> **GOAL**
All entries below need to be written out exactly, but without their pictures.

> **EXTRACTED DATA**
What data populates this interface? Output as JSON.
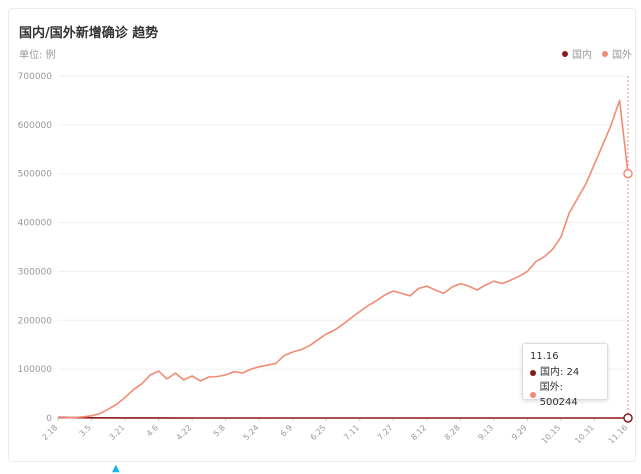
{
  "header": {
    "title": "国内/国外新增确诊 趋势",
    "unit": "单位: 例"
  },
  "legend": [
    {
      "label": "国内",
      "color": "#8b1a1a"
    },
    {
      "label": "国外",
      "color": "#f28b74"
    }
  ],
  "tooltip": {
    "date": "11.16",
    "rows": [
      {
        "label": "国内: 24",
        "color": "#8b1a1a"
      },
      {
        "label": "国外: 500244",
        "color": "#f28b74"
      }
    ]
  },
  "chart_data": {
    "type": "line",
    "title": "国内/国外新增确诊 趋势",
    "ylabel": "单位: 例",
    "ylim": [
      0,
      700000
    ],
    "yticks": [
      "700000",
      "600000",
      "500000",
      "400000",
      "300000",
      "200000",
      "100000",
      "0"
    ],
    "x_ticks": [
      "2.18",
      "3.5",
      "3.21",
      "4.6",
      "4.22",
      "5.8",
      "5.24",
      "6.9",
      "6.25",
      "7.11",
      "7.27",
      "8.12",
      "8.28",
      "9.13",
      "9.29",
      "10.15",
      "10.31",
      "11.16"
    ],
    "series": [
      {
        "name": "国内",
        "color": "#8b1a1a",
        "x": [
          "2.18",
          "3.5",
          "3.21",
          "4.6",
          "4.22",
          "5.8",
          "5.24",
          "6.9",
          "6.25",
          "7.11",
          "7.27",
          "8.12",
          "8.28",
          "9.13",
          "9.29",
          "10.15",
          "10.31",
          "11.16"
        ],
        "values": [
          1200,
          500,
          150,
          120,
          60,
          20,
          10,
          30,
          15,
          40,
          70,
          30,
          20,
          25,
          30,
          25,
          30,
          24
        ]
      },
      {
        "name": "国外",
        "color": "#f28b74",
        "x": [
          "2.18",
          "2.22",
          "2.26",
          "3.1",
          "3.5",
          "3.9",
          "3.13",
          "3.17",
          "3.21",
          "3.25",
          "3.29",
          "4.2",
          "4.6",
          "4.10",
          "4.14",
          "4.18",
          "4.22",
          "4.26",
          "4.30",
          "5.4",
          "5.8",
          "5.12",
          "5.16",
          "5.20",
          "5.24",
          "5.28",
          "6.1",
          "6.5",
          "6.9",
          "6.13",
          "6.17",
          "6.21",
          "6.25",
          "6.29",
          "7.3",
          "7.7",
          "7.11",
          "7.15",
          "7.19",
          "7.23",
          "7.27",
          "7.31",
          "8.4",
          "8.8",
          "8.12",
          "8.16",
          "8.20",
          "8.24",
          "8.28",
          "9.1",
          "9.5",
          "9.9",
          "9.13",
          "9.17",
          "9.21",
          "9.25",
          "9.29",
          "10.3",
          "10.7",
          "10.11",
          "10.15",
          "10.19",
          "10.23",
          "10.27",
          "10.31",
          "11.4",
          "11.8",
          "11.12",
          "11.16"
        ],
        "values": [
          300,
          500,
          1200,
          2500,
          4500,
          9000,
          18000,
          28000,
          42000,
          58000,
          70000,
          88000,
          96000,
          80000,
          92000,
          78000,
          86000,
          76000,
          84000,
          85000,
          88000,
          95000,
          92000,
          100000,
          105000,
          108000,
          112000,
          128000,
          135000,
          140000,
          148000,
          160000,
          172000,
          180000,
          192000,
          205000,
          218000,
          230000,
          240000,
          252000,
          260000,
          255000,
          250000,
          265000,
          270000,
          262000,
          255000,
          268000,
          275000,
          270000,
          262000,
          272000,
          280000,
          275000,
          282000,
          290000,
          300000,
          320000,
          330000,
          345000,
          370000,
          420000,
          450000,
          480000,
          520000,
          560000,
          600000,
          650000,
          500244
        ]
      }
    ]
  }
}
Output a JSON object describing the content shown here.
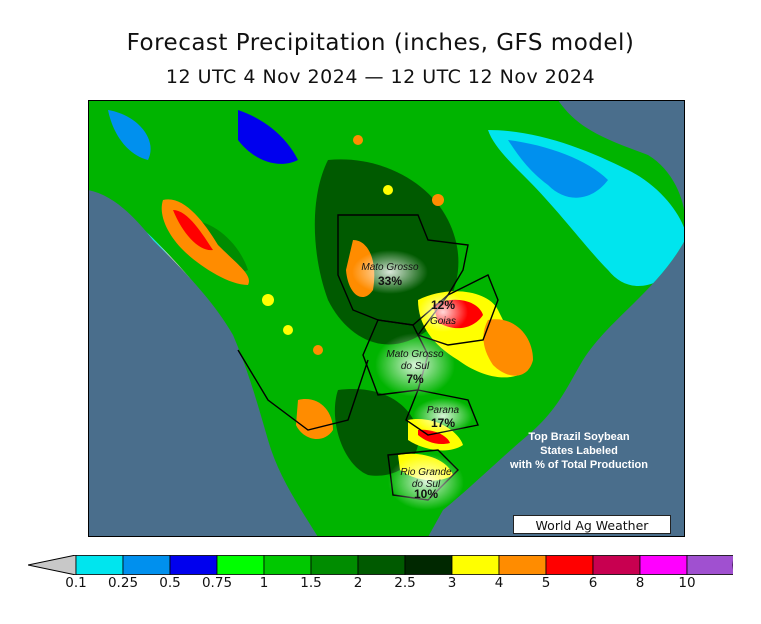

> **OUTPUT BELOW**
What data populates this interface? Output as JSON.
{
  "header": {
    "title": "国内/国外新增确诊 趋势",
    "unit": "单位: 例"
  },
  "legend": [
    {
      "label": "国内",
      "color": "#8b1a1a"
    },
    {
      "label": "国外",
      "color": "#f28b74"
    }
  ],
  "tooltip": {
    "date": "11.16",
    "rows": [
      {
        "label": "国内: 24",
        "color": "#8b1a1a"
      },
      {
        "label": "国外: 500244",
        "color": "#f28b74"
      }
    ]
  },
  "chart_data": {
    "type": "line",
    "title": "国内/国外新增确诊 趋势",
    "ylabel": "单位: 例",
    "ylim": [
      0,
      700000
    ],
    "yticks": [
      "700000",
      "600000",
      "500000",
      "400000",
      "300000",
      "200000",
      "100000",
      "0"
    ],
    "x_ticks": [
      "2.18",
      "3.5",
      "3.21",
      "4.6",
      "4.22",
      "5.8",
      "5.24",
      "6.9",
      "6.25",
      "7.11",
      "7.27",
      "8.12",
      "8.28",
      "9.13",
      "9.29",
      "10.15",
      "10.31",
      "11.16"
    ],
    "series": [
      {
        "name": "国内",
        "color": "#8b1a1a",
        "x": [
          "2.18",
          "3.5",
          "3.21",
          "4.6",
          "4.22",
          "5.8",
          "5.24",
          "6.9",
          "6.25",
          "7.11",
          "7.27",
          "8.12",
          "8.28",
          "9.13",
          "9.29",
          "10.15",
          "10.31",
          "11.16"
        ],
        "values": [
          1200,
          500,
          150,
          120,
          60,
          20,
          10,
          30,
          15,
          40,
          70,
          30,
          20,
          25,
          30,
          25,
          30,
          24
        ]
      },
      {
        "name": "国外",
        "color": "#f28b74",
        "x": [
          "2.18",
          "2.22",
          "2.26",
          "3.1",
          "3.5",
          "3.9",
          "3.13",
          "3.17",
          "3.21",
          "3.25",
          "3.29",
          "4.2",
          "4.6",
          "4.10",
          "4.14",
          "4.18",
          "4.22",
          "4.26",
          "4.30",
          "5.4",
          "5.8",
          "5.12",
          "5.16",
          "5.20",
          "5.24",
          "5.28",
          "6.1",
          "6.5",
          "6.9",
          "6.13",
          "6.17",
          "6.21",
          "6.25",
          "6.29",
          "7.3",
          "7.7",
          "7.11",
          "7.15",
          "7.19",
          "7.23",
          "7.27",
          "7.31",
          "8.4",
          "8.8",
          "8.12",
          "8.16",
          "8.20",
          "8.24",
          "8.28",
          "9.1",
          "9.5",
          "9.9",
          "9.13",
          "9.17",
          "9.21",
          "9.25",
          "9.29",
          "10.3",
          "10.7",
          "10.11",
          "10.15",
          "10.19",
          "10.23",
          "10.27",
          "10.31",
          "11.4",
          "11.8",
          "11.12",
          "11.16"
        ],
        "values": [
          300,
          500,
          1200,
          2500,
          4500,
          9000,
          18000,
          28000,
          42000,
          58000,
          70000,
          88000,
          96000,
          80000,
          92000,
          78000,
          86000,
          76000,
          84000,
          85000,
          88000,
          95000,
          92000,
          100000,
          105000,
          108000,
          112000,
          128000,
          135000,
          140000,
          148000,
          160000,
          172000,
          180000,
          192000,
          205000,
          218000,
          230000,
          240000,
          252000,
          260000,
          255000,
          250000,
          265000,
          270000,
          262000,
          255000,
          268000,
          275000,
          270000,
          262000,
          272000,
          280000,
          275000,
          282000,
          290000,
          300000,
          320000,
          330000,
          345000,
          370000,
          420000,
          450000,
          480000,
          520000,
          560000,
          600000,
          650000,
          500244
        ]
      }
    ]
  }
}
Output a JSON object describing the content shown here.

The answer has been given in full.